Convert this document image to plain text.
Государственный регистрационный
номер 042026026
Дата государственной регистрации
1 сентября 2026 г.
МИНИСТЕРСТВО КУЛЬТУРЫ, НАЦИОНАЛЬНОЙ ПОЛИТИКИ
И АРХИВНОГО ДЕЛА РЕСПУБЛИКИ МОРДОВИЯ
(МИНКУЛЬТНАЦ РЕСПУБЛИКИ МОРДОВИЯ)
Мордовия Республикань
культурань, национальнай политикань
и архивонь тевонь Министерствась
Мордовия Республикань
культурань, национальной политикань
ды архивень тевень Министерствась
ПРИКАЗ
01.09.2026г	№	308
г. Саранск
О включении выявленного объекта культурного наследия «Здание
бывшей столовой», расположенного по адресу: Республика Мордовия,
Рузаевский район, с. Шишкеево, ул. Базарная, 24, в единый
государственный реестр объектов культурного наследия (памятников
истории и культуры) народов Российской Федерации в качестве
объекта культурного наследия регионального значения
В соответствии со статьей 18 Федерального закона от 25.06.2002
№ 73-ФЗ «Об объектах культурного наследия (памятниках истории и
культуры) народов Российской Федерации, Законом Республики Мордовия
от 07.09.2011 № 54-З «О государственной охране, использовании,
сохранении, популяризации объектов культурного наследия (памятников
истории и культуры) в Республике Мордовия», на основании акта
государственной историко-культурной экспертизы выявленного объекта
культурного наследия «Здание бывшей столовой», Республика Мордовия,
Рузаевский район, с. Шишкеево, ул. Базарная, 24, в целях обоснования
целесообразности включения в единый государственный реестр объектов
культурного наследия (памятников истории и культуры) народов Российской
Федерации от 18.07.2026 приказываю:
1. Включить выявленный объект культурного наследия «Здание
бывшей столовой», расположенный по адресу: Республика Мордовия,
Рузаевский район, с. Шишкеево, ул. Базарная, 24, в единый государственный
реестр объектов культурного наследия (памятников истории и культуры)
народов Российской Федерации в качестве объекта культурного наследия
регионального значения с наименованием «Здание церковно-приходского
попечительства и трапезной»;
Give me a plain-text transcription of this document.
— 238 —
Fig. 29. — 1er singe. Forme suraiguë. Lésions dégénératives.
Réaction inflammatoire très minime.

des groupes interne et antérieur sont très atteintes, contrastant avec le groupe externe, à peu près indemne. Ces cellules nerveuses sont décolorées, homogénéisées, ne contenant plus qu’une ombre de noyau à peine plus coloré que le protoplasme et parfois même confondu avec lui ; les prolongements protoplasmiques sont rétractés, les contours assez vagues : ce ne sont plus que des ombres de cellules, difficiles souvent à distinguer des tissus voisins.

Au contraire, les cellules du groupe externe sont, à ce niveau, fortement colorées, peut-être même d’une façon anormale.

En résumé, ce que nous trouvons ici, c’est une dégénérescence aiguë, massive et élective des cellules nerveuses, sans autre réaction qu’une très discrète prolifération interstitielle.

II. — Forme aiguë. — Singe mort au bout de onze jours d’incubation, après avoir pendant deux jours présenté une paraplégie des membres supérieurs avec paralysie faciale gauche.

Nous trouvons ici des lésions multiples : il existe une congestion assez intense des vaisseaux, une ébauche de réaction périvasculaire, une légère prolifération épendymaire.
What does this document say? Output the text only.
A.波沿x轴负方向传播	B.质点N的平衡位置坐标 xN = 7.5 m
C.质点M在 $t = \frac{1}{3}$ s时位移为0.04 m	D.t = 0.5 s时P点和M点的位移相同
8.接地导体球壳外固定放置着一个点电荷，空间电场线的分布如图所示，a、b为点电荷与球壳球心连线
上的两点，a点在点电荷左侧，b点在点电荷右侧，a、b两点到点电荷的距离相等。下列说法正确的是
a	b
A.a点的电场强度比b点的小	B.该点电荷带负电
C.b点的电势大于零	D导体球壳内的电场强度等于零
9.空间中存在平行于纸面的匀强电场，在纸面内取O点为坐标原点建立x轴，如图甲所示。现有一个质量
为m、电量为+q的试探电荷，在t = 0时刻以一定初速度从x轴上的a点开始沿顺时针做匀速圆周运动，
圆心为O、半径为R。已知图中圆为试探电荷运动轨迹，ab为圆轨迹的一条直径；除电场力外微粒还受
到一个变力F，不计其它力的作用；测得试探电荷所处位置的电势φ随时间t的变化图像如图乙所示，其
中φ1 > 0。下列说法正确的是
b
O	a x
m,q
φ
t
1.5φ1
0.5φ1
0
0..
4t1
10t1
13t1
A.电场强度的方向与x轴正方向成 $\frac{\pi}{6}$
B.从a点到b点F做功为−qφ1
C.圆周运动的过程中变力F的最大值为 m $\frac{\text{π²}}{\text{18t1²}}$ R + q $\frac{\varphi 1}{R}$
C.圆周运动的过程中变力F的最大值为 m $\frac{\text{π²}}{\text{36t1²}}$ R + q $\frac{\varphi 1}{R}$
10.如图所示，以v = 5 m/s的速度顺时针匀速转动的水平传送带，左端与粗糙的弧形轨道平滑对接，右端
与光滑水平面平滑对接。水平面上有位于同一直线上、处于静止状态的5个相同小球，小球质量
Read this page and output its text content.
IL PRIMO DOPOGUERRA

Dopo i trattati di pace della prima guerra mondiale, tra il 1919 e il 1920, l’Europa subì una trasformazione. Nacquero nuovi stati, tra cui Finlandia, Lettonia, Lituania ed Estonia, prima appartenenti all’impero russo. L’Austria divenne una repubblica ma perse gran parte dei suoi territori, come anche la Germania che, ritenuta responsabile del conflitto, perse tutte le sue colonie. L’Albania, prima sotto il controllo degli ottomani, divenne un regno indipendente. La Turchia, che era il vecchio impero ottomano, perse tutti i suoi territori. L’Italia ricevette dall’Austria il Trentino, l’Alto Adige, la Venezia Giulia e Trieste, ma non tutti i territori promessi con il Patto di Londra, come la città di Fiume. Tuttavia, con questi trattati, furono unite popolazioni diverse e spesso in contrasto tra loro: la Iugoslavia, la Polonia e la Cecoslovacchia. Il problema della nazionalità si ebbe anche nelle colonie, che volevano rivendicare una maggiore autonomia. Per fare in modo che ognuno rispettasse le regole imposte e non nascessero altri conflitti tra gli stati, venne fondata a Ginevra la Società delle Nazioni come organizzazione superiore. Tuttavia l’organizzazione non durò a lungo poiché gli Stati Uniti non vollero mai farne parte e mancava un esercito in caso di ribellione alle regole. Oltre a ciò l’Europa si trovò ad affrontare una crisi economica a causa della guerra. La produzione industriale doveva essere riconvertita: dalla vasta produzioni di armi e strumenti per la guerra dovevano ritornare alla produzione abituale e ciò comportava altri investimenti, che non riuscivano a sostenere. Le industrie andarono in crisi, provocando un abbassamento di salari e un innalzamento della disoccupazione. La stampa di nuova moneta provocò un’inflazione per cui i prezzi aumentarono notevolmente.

Problem requirements: Reply with nothing but the number of lines that contain the word "圆周运动的过程中变力F的最大值为".

Result of this exercise: 2